- [The request]:
Write out the whole listing again, exactly as given.

[Collected data entries]
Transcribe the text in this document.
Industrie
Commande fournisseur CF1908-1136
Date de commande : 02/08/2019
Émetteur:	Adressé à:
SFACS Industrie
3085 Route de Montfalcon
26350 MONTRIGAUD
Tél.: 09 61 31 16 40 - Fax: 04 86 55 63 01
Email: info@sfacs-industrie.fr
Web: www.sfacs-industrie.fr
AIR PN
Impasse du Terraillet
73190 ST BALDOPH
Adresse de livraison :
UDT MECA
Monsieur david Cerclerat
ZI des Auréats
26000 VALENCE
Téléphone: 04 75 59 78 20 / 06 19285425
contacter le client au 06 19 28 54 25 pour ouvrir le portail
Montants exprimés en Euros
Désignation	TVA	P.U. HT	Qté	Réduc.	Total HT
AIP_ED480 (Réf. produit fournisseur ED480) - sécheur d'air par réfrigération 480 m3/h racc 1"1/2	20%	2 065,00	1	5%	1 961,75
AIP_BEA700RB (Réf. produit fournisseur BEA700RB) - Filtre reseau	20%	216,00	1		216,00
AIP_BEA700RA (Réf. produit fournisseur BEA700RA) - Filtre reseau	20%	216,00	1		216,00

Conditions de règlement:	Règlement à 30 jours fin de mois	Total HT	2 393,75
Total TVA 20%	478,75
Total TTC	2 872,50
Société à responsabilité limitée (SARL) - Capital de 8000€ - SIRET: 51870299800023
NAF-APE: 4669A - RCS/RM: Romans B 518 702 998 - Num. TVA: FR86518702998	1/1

- [Final result]:
Transcribe the text in this document.
Industrie
Commande fournisseur CF1908-1136
Date de commande : 02/08/2019
Émetteur:	Adressé à:
SFACS Industrie
3085 Route de Montfalcon
26350 MONTRIGAUD
Tél.: 09 61 31 16 40 - Fax: 04 86 55 63 01
Email: info@sfacs-industrie.fr
Web: www.sfacs-industrie.fr
AIR PN
Impasse du Terraillet
73190 ST BALDOPH
Adresse de livraison :
UDT MECA
Monsieur david Cerclerat
ZI des Auréats
26000 VALENCE
Téléphone: 04 75 59 78 20 / 06 19285425
contacter le client au 06 19 28 54 25 pour ouvrir le portail
Montants exprimés en Euros
Désignation	TVA	P.U. HT	Qté	Réduc.	Total HT
AIP_ED480 (Réf. produit fournisseur ED480) - sécheur d'air par réfrigération 480 m3/h racc 1"1/2	20%	2 065,00	1	5%	1 961,75
AIP_BEA700RB (Réf. produit fournisseur BEA700RB) - Filtre reseau	20%	216,00	1		216,00
AIP_BEA700RA (Réf. produit fournisseur BEA700RA) - Filtre reseau	20%	216,00	1		216,00

Conditions de règlement:	Règlement à 30 jours fin de mois	Total HT	2 393,75
Total TVA 20%	478,75
Total TTC	2 872,50
Société à responsabilité limitée (SARL) - Capital de 8000€ - SIRET: 51870299800023
NAF-APE: 4669A - RCS/RM: Romans B 518 702 998 - Num. TVA: FR86518702998	1/1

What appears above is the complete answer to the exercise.